Records from a collection:

— START —

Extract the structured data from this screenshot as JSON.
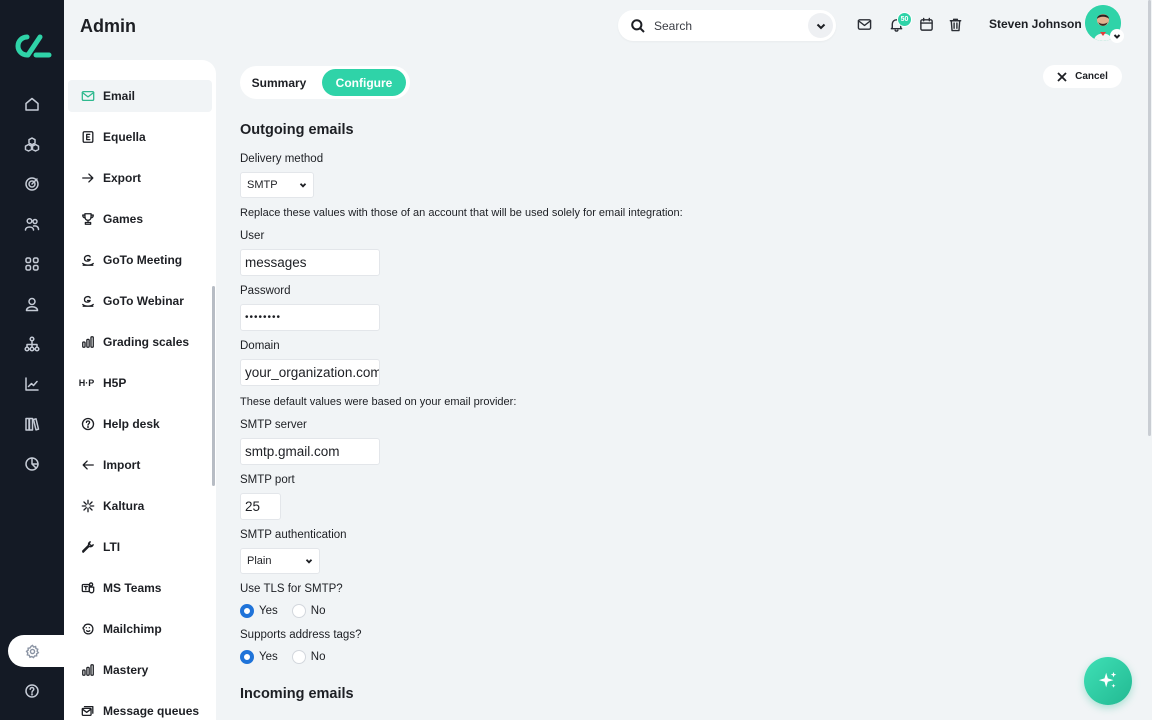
{
  "app": {
    "page_title": "Admin"
  },
  "header": {
    "search_label": "Search",
    "notification_count": "50",
    "user_name": "Steven Johnson"
  },
  "rail": {
    "icons": [
      "home-icon",
      "cubes-icon",
      "target-icon",
      "people-icon",
      "apps-grid-icon",
      "user-icon",
      "hierarchy-icon",
      "chart-line-icon",
      "library-icon",
      "pie-chart-icon",
      "settings-icon",
      "help-icon"
    ]
  },
  "sidebar": {
    "items": [
      {
        "label": "Email",
        "icon": "mail-icon",
        "active": true
      },
      {
        "label": "Equella",
        "icon": "equella-icon"
      },
      {
        "label": "Export",
        "icon": "arrow-right-icon"
      },
      {
        "label": "Games",
        "icon": "trophy-icon"
      },
      {
        "label": "GoTo Meeting",
        "icon": "goto-icon"
      },
      {
        "label": "GoTo Webinar",
        "icon": "goto-icon"
      },
      {
        "label": "Grading scales",
        "icon": "bars-icon"
      },
      {
        "label": "H5P",
        "icon": "h5p-icon"
      },
      {
        "label": "Help desk",
        "icon": "question-icon"
      },
      {
        "label": "Import",
        "icon": "arrow-left-icon"
      },
      {
        "label": "Kaltura",
        "icon": "kaltura-icon"
      },
      {
        "label": "LTI",
        "icon": "wrench-icon"
      },
      {
        "label": "MS Teams",
        "icon": "teams-icon"
      },
      {
        "label": "Mailchimp",
        "icon": "mailchimp-icon"
      },
      {
        "label": "Mastery",
        "icon": "bars-icon"
      },
      {
        "label": "Message queues",
        "icon": "queue-icon"
      }
    ]
  },
  "tabs": {
    "summary": "Summary",
    "configure": "Configure",
    "active": "Configure"
  },
  "cancel_label": "Cancel",
  "form": {
    "outgoing_title": "Outgoing emails",
    "delivery_method_label": "Delivery method",
    "delivery_method_value": "SMTP",
    "account_note": "Replace these values with those of an account that will be used solely for email integration:",
    "user_label": "User",
    "user_value": "messages",
    "password_label": "Password",
    "password_value": "••••••••",
    "domain_label": "Domain",
    "domain_value": "your_organization.com",
    "provider_note": "These default values were based on your email provider:",
    "smtp_server_label": "SMTP server",
    "smtp_server_value": "smtp.gmail.com",
    "smtp_port_label": "SMTP port",
    "smtp_port_value": "25",
    "smtp_auth_label": "SMTP authentication",
    "smtp_auth_value": "Plain",
    "tls_label": "Use TLS for SMTP?",
    "tls_yes": "Yes",
    "tls_no": "No",
    "tls_selected": "Yes",
    "tags_label": "Supports address tags?",
    "tags_yes": "Yes",
    "tags_no": "No",
    "tags_selected": "Yes",
    "incoming_title": "Incoming emails"
  },
  "colors": {
    "accent": "#2fd3a8",
    "rail": "#141a25",
    "radio": "#1f73d9",
    "background": "#f1f4f6"
  }
}
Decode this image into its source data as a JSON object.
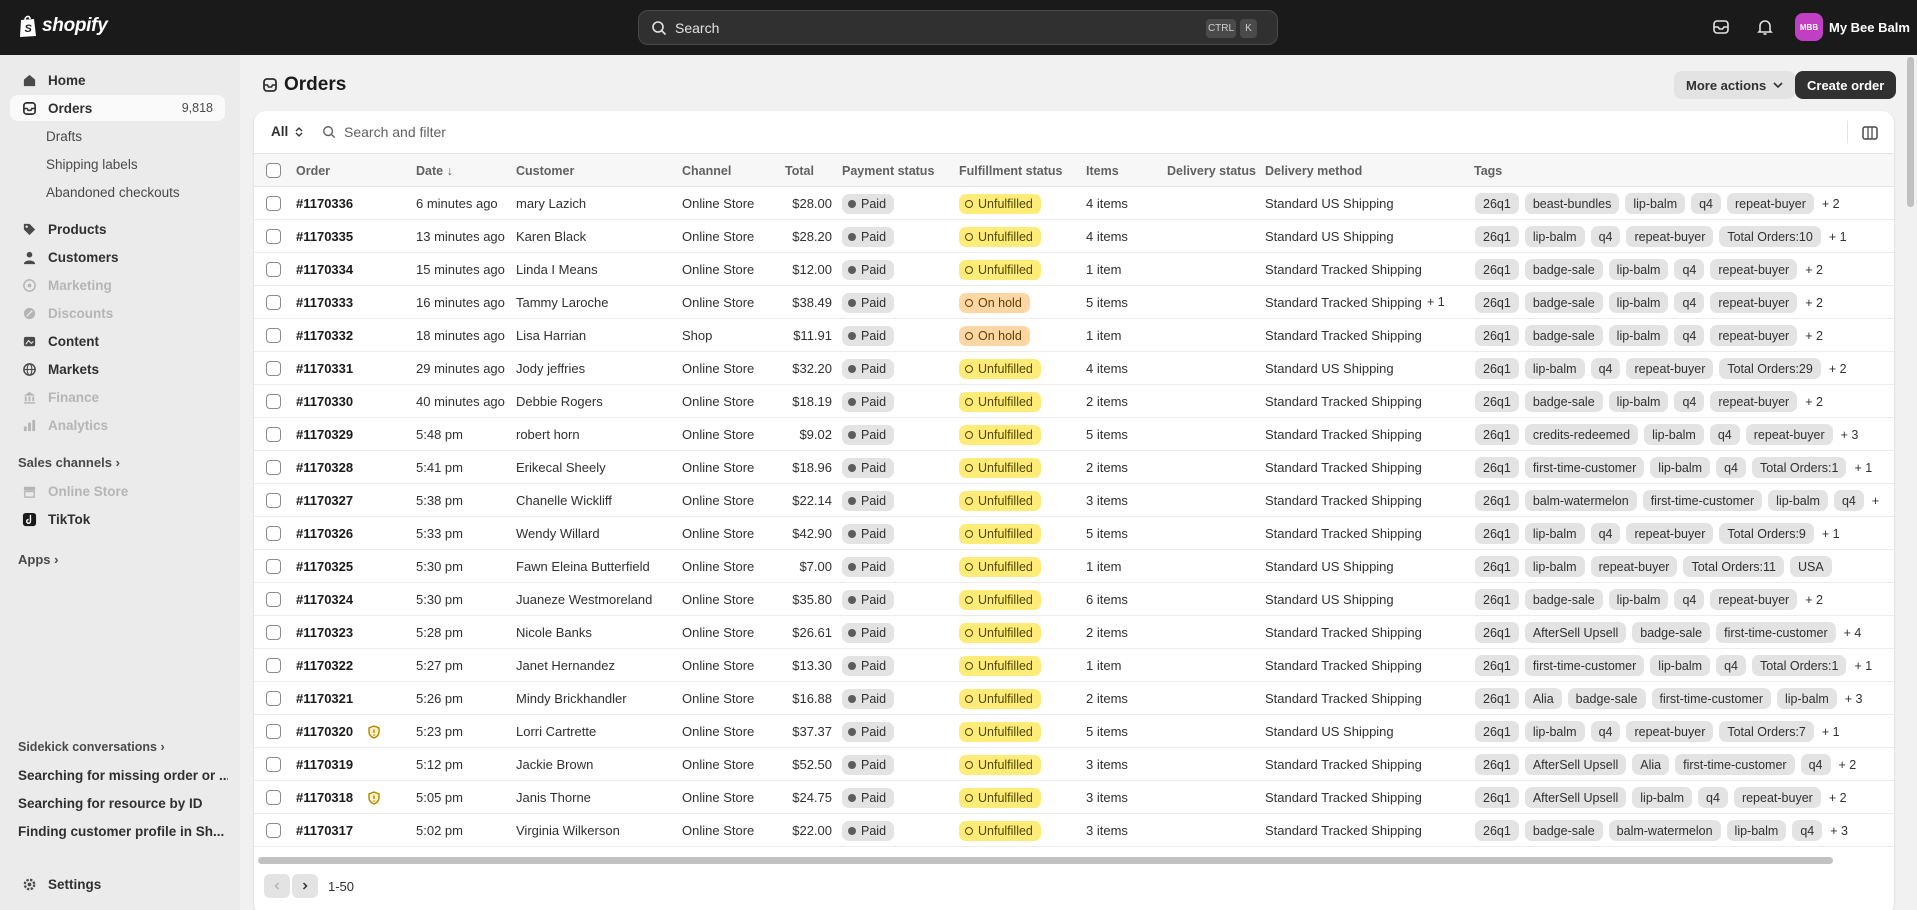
{
  "brand": "shopify",
  "search": {
    "placeholder": "Search",
    "kbd1": "CTRL",
    "kbd2": "K"
  },
  "store": {
    "initials": "MBB",
    "name": "My Bee Balm"
  },
  "sidebar": {
    "home": "Home",
    "orders": "Orders",
    "orders_count": "9,818",
    "drafts": "Drafts",
    "shipping_labels": "Shipping labels",
    "abandoned": "Abandoned checkouts",
    "products": "Products",
    "customers": "Customers",
    "marketing": "Marketing",
    "discounts": "Discounts",
    "content": "Content",
    "markets": "Markets",
    "finance": "Finance",
    "analytics": "Analytics",
    "sales_channels": "Sales channels",
    "online_store": "Online Store",
    "tiktok": "TikTok",
    "apps": "Apps",
    "sidekick_title": "Sidekick conversations",
    "sidekick_items": [
      "Searching for missing order or ...",
      "Searching for resource by ID",
      "Finding customer profile in Sh..."
    ],
    "settings": "Settings"
  },
  "page": {
    "title": "Orders",
    "more_actions": "More actions",
    "create_order": "Create order"
  },
  "filter": {
    "all": "All",
    "search_placeholder": "Search and filter"
  },
  "columns": {
    "order": "Order",
    "date": "Date ↓",
    "customer": "Customer",
    "channel": "Channel",
    "total": "Total",
    "payment": "Payment status",
    "fulfillment": "Fulfillment status",
    "items": "Items",
    "delivery_status": "Delivery status",
    "delivery_method": "Delivery method",
    "tags": "Tags"
  },
  "orders": [
    {
      "order": "#1170336",
      "date": "6 minutes ago",
      "customer": "mary Lazich",
      "channel": "Online Store",
      "total": "$28.00",
      "payment": "Paid",
      "fulfillment": "Unfulfilled",
      "items": "4 items",
      "method": "Standard US Shipping",
      "tags": [
        "26q1",
        "beast-bundles",
        "lip-balm",
        "q4",
        "repeat-buyer"
      ],
      "more": "+ 2"
    },
    {
      "order": "#1170335",
      "date": "13 minutes ago",
      "customer": "Karen Black",
      "channel": "Online Store",
      "total": "$28.20",
      "payment": "Paid",
      "fulfillment": "Unfulfilled",
      "items": "4 items",
      "method": "Standard US Shipping",
      "tags": [
        "26q1",
        "lip-balm",
        "q4",
        "repeat-buyer",
        "Total Orders:10"
      ],
      "more": "+ 1"
    },
    {
      "order": "#1170334",
      "date": "15 minutes ago",
      "customer": "Linda I Means",
      "channel": "Online Store",
      "total": "$12.00",
      "payment": "Paid",
      "fulfillment": "Unfulfilled",
      "items": "1 item",
      "method": "Standard Tracked Shipping",
      "tags": [
        "26q1",
        "badge-sale",
        "lip-balm",
        "q4",
        "repeat-buyer"
      ],
      "more": "+ 2"
    },
    {
      "order": "#1170333",
      "date": "16 minutes ago",
      "customer": "Tammy Laroche",
      "channel": "Online Store",
      "total": "$38.49",
      "payment": "Paid",
      "fulfillment": "On hold",
      "items": "5 items",
      "method": "Standard Tracked Shipping",
      "extra": "+ 1",
      "tags": [
        "26q1",
        "badge-sale",
        "lip-balm",
        "q4",
        "repeat-buyer"
      ],
      "more": "+ 2"
    },
    {
      "order": "#1170332",
      "date": "18 minutes ago",
      "customer": "Lisa Harrian",
      "channel": "Shop",
      "total": "$11.91",
      "payment": "Paid",
      "fulfillment": "On hold",
      "items": "1 item",
      "method": "Standard Tracked Shipping",
      "tags": [
        "26q1",
        "badge-sale",
        "lip-balm",
        "q4",
        "repeat-buyer"
      ],
      "more": "+ 2"
    },
    {
      "order": "#1170331",
      "date": "29 minutes ago",
      "customer": "Jody jeffries",
      "channel": "Online Store",
      "total": "$32.20",
      "payment": "Paid",
      "fulfillment": "Unfulfilled",
      "items": "4 items",
      "method": "Standard US Shipping",
      "tags": [
        "26q1",
        "lip-balm",
        "q4",
        "repeat-buyer",
        "Total Orders:29"
      ],
      "more": "+ 2"
    },
    {
      "order": "#1170330",
      "date": "40 minutes ago",
      "customer": "Debbie Rogers",
      "channel": "Online Store",
      "total": "$18.19",
      "payment": "Paid",
      "fulfillment": "Unfulfilled",
      "items": "2 items",
      "method": "Standard Tracked Shipping",
      "tags": [
        "26q1",
        "badge-sale",
        "lip-balm",
        "q4",
        "repeat-buyer"
      ],
      "more": "+ 2"
    },
    {
      "order": "#1170329",
      "date": "5:48 pm",
      "customer": "robert horn",
      "channel": "Online Store",
      "total": "$9.02",
      "payment": "Paid",
      "fulfillment": "Unfulfilled",
      "items": "5 items",
      "method": "Standard Tracked Shipping",
      "tags": [
        "26q1",
        "credits-redeemed",
        "lip-balm",
        "q4",
        "repeat-buyer"
      ],
      "more": "+ 3"
    },
    {
      "order": "#1170328",
      "date": "5:41 pm",
      "customer": "Erikecal Sheely",
      "channel": "Online Store",
      "total": "$18.96",
      "payment": "Paid",
      "fulfillment": "Unfulfilled",
      "items": "2 items",
      "method": "Standard Tracked Shipping",
      "tags": [
        "26q1",
        "first-time-customer",
        "lip-balm",
        "q4",
        "Total Orders:1"
      ],
      "more": "+ 1"
    },
    {
      "order": "#1170327",
      "date": "5:38 pm",
      "customer": "Chanelle Wickliff",
      "channel": "Online Store",
      "total": "$22.14",
      "payment": "Paid",
      "fulfillment": "Unfulfilled",
      "items": "3 items",
      "method": "Standard Tracked Shipping",
      "tags": [
        "26q1",
        "balm-watermelon",
        "first-time-customer",
        "lip-balm",
        "q4"
      ],
      "more": "+"
    },
    {
      "order": "#1170326",
      "date": "5:33 pm",
      "customer": "Wendy Willard",
      "channel": "Online Store",
      "total": "$42.90",
      "payment": "Paid",
      "fulfillment": "Unfulfilled",
      "items": "5 items",
      "method": "Standard Tracked Shipping",
      "tags": [
        "26q1",
        "lip-balm",
        "q4",
        "repeat-buyer",
        "Total Orders:9"
      ],
      "more": "+ 1"
    },
    {
      "order": "#1170325",
      "date": "5:30 pm",
      "customer": "Fawn Eleina Butterfield",
      "channel": "Online Store",
      "total": "$7.00",
      "payment": "Paid",
      "fulfillment": "Unfulfilled",
      "items": "1 item",
      "method": "Standard US Shipping",
      "tags": [
        "26q1",
        "lip-balm",
        "repeat-buyer",
        "Total Orders:11",
        "USA"
      ],
      "more": ""
    },
    {
      "order": "#1170324",
      "date": "5:30 pm",
      "customer": "Juaneze Westmoreland",
      "channel": "Online Store",
      "total": "$35.80",
      "payment": "Paid",
      "fulfillment": "Unfulfilled",
      "items": "6 items",
      "method": "Standard US Shipping",
      "tags": [
        "26q1",
        "badge-sale",
        "lip-balm",
        "q4",
        "repeat-buyer"
      ],
      "more": "+ 2"
    },
    {
      "order": "#1170323",
      "date": "5:28 pm",
      "customer": "Nicole Banks",
      "channel": "Online Store",
      "total": "$26.61",
      "payment": "Paid",
      "fulfillment": "Unfulfilled",
      "items": "2 items",
      "method": "Standard Tracked Shipping",
      "tags": [
        "26q1",
        "AfterSell Upsell",
        "badge-sale",
        "first-time-customer"
      ],
      "more": "+ 4"
    },
    {
      "order": "#1170322",
      "date": "5:27 pm",
      "customer": "Janet Hernandez",
      "channel": "Online Store",
      "total": "$13.30",
      "payment": "Paid",
      "fulfillment": "Unfulfilled",
      "items": "1 item",
      "method": "Standard Tracked Shipping",
      "tags": [
        "26q1",
        "first-time-customer",
        "lip-balm",
        "q4",
        "Total Orders:1"
      ],
      "more": "+ 1"
    },
    {
      "order": "#1170321",
      "date": "5:26 pm",
      "customer": "Mindy Brickhandler",
      "channel": "Online Store",
      "total": "$16.88",
      "payment": "Paid",
      "fulfillment": "Unfulfilled",
      "items": "2 items",
      "method": "Standard Tracked Shipping",
      "tags": [
        "26q1",
        "Alia",
        "badge-sale",
        "first-time-customer",
        "lip-balm"
      ],
      "more": "+ 3"
    },
    {
      "order": "#1170320",
      "date": "5:23 pm",
      "customer": "Lorri Cartrette",
      "channel": "Online Store",
      "total": "$37.37",
      "payment": "Paid",
      "fulfillment": "Unfulfilled",
      "items": "5 items",
      "method": "Standard US Shipping",
      "warn": true,
      "tags": [
        "26q1",
        "lip-balm",
        "q4",
        "repeat-buyer",
        "Total Orders:7"
      ],
      "more": "+ 1"
    },
    {
      "order": "#1170319",
      "date": "5:12 pm",
      "customer": "Jackie Brown",
      "channel": "Online Store",
      "total": "$52.50",
      "payment": "Paid",
      "fulfillment": "Unfulfilled",
      "items": "3 items",
      "method": "Standard Tracked Shipping",
      "tags": [
        "26q1",
        "AfterSell Upsell",
        "Alia",
        "first-time-customer",
        "q4"
      ],
      "more": "+ 2"
    },
    {
      "order": "#1170318",
      "date": "5:05 pm",
      "customer": "Janis Thorne",
      "channel": "Online Store",
      "total": "$24.75",
      "payment": "Paid",
      "fulfillment": "Unfulfilled",
      "items": "3 items",
      "method": "Standard Tracked Shipping",
      "warn": true,
      "tags": [
        "26q1",
        "AfterSell Upsell",
        "lip-balm",
        "q4",
        "repeat-buyer"
      ],
      "more": "+ 2"
    },
    {
      "order": "#1170317",
      "date": "5:02 pm",
      "customer": "Virginia Wilkerson",
      "channel": "Online Store",
      "total": "$22.00",
      "payment": "Paid",
      "fulfillment": "Unfulfilled",
      "items": "3 items",
      "method": "Standard Tracked Shipping",
      "tags": [
        "26q1",
        "badge-sale",
        "balm-watermelon",
        "lip-balm",
        "q4"
      ],
      "more": "+ 3"
    }
  ],
  "pagination": {
    "range": "1-50"
  },
  "colors": {
    "topbar": "#1a1a1a",
    "unfulfilled": "#ffeb78",
    "on_hold": "#ffd6a4",
    "paid": "#e3e3e3",
    "avatar": "#c13fc4"
  }
}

— END —

Work to be completed =
Lines containing the word "Searching" must all be returned from the material above.

Answer to this exercise =
      "Searching for missing order or ...",
      "Searching for resource by ID",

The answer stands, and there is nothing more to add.